>> start Extract to read

Both Dinerstein and Corbo, however, did not believe incompetent junior scientists were a legitimate issue in whistleblower protection, citing alternative pathways in the law. It is clear, however, that such gray areas are dangerous. They allowed courts to narrow the scope of protections in the past and could very likely happen again. How the new whistleblower protection law will fare in future court cases is uncertain but pivotal.

“The original whistleblower laws looked great on paper, but as the years went the courts began to interpret the laws in ways that eventually narrowed the scope of whistleblower protections,” Corbo says. “It’s something that constantly has to be revisited.”

Much of the gray area arises from the idea that science results in an absolute truth. Stahl asserts that Congress is “naïve” in assuming that science is pure and divorced from policy.

“The observation that atmospheric CO2 is increasing and the experiments that demonstrate CO2's greenhouse potential are undisputed. But whether the tar sands should be exploited for their oil or biomass burned for its electricity are policy decisions into which scientists have no unique wisdom.”

>> end Extract to read
>> start Available data

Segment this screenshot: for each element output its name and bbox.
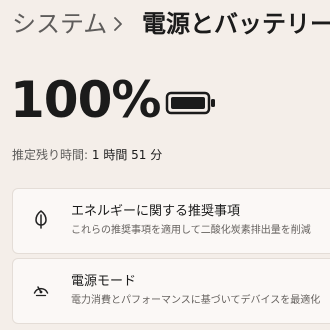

>> end Available data

** Short problem **
Carry on the passage about whistleblower protections for scientists, starting right after its last sentence.

** Exercise result **
Of course, it is not the scientist’s job to decide whether to drill for oil but rather to explain from an environmental standpoint what drilling for oil means. Stahl does raise a valid point though  — scientists can also have personal agendas and biases that inform their work. Scientists spend a lot of time debating what constitutes good science and standards in any field are constantly changing. The pathway to implementation of enhanced protections is thus similarly fuzzy.

“The mandate for this law is that the truth is the public's business," Devine says. An ideologically sound statement but the problem is that what qualifies as the truth isn’t always static.

Audrey Haynes, Journal intern
Audrey is a recent graduate of Wesleyan University in Earth and Environmental Science. She can most reliably be found boppin around the mountains and wilderness.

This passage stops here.